TASK PROMPT →
Return each line containing "Agent".
====== MATERIAL FOR THIS TASK ======
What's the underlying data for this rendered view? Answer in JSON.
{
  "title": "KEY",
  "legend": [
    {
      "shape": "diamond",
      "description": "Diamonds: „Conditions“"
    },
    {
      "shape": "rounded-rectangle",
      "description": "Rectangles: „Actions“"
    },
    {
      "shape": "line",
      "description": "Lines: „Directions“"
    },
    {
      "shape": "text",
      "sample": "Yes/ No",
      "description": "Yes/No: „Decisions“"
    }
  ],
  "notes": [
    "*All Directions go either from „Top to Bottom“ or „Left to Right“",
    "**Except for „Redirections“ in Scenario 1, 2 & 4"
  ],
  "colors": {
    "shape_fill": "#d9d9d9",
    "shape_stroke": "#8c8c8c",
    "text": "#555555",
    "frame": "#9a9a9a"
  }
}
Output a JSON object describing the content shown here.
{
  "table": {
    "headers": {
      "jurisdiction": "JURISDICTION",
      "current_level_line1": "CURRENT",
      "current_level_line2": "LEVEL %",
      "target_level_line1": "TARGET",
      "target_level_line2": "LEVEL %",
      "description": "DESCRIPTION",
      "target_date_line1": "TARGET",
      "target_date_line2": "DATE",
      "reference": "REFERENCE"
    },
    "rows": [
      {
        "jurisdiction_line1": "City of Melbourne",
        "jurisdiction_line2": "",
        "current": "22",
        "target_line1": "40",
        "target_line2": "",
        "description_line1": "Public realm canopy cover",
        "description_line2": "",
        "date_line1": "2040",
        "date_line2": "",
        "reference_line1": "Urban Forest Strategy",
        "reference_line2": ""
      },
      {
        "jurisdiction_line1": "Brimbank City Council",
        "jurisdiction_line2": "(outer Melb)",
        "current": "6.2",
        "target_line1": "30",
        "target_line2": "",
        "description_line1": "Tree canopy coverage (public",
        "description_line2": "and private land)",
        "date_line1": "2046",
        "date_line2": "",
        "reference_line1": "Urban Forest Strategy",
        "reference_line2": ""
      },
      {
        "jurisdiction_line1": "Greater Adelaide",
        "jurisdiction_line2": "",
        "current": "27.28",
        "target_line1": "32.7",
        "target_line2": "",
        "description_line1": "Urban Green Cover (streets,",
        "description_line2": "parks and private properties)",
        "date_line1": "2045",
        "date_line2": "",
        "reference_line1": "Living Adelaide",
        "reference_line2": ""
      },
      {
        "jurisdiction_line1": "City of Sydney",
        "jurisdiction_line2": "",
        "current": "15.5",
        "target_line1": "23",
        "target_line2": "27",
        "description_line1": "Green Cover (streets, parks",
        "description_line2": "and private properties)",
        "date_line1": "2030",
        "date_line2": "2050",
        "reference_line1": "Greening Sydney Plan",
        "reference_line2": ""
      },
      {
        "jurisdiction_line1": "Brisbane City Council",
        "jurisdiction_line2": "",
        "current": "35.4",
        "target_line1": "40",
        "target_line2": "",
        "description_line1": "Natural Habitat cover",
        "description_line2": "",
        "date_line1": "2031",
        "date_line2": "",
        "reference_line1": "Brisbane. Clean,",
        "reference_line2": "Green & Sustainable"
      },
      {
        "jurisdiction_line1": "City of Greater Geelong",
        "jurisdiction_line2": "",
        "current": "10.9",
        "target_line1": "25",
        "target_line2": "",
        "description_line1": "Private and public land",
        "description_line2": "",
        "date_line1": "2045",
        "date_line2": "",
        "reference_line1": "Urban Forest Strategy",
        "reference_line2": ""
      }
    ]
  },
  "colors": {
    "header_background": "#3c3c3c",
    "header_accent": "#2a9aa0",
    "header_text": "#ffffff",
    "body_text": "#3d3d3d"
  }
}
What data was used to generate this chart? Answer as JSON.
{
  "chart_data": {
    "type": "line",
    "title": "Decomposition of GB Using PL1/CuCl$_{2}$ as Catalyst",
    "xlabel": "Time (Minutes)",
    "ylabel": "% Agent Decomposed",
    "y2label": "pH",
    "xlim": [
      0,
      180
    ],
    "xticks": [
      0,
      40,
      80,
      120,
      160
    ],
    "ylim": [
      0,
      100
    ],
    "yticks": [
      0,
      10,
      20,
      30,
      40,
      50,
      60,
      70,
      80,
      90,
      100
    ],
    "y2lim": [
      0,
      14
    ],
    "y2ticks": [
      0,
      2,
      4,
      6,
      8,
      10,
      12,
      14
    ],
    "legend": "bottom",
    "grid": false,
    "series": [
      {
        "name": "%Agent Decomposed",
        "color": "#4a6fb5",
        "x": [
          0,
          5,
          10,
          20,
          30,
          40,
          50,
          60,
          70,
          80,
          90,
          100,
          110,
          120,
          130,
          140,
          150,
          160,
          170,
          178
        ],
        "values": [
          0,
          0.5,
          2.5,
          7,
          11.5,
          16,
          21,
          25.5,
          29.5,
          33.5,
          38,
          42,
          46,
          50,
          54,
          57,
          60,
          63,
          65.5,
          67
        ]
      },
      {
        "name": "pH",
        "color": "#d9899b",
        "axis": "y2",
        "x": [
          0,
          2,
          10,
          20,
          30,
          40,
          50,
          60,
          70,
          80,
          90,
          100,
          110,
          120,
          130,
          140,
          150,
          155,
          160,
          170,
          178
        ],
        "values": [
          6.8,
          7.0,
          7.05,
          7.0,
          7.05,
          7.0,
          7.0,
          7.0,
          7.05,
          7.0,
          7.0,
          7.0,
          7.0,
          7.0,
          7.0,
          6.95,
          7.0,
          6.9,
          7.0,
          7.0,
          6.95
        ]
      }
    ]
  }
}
======
WRITTEN RESPONSE →
    "ylabel": "% Agent Decomposed",
        "name": "%Agent Decomposed",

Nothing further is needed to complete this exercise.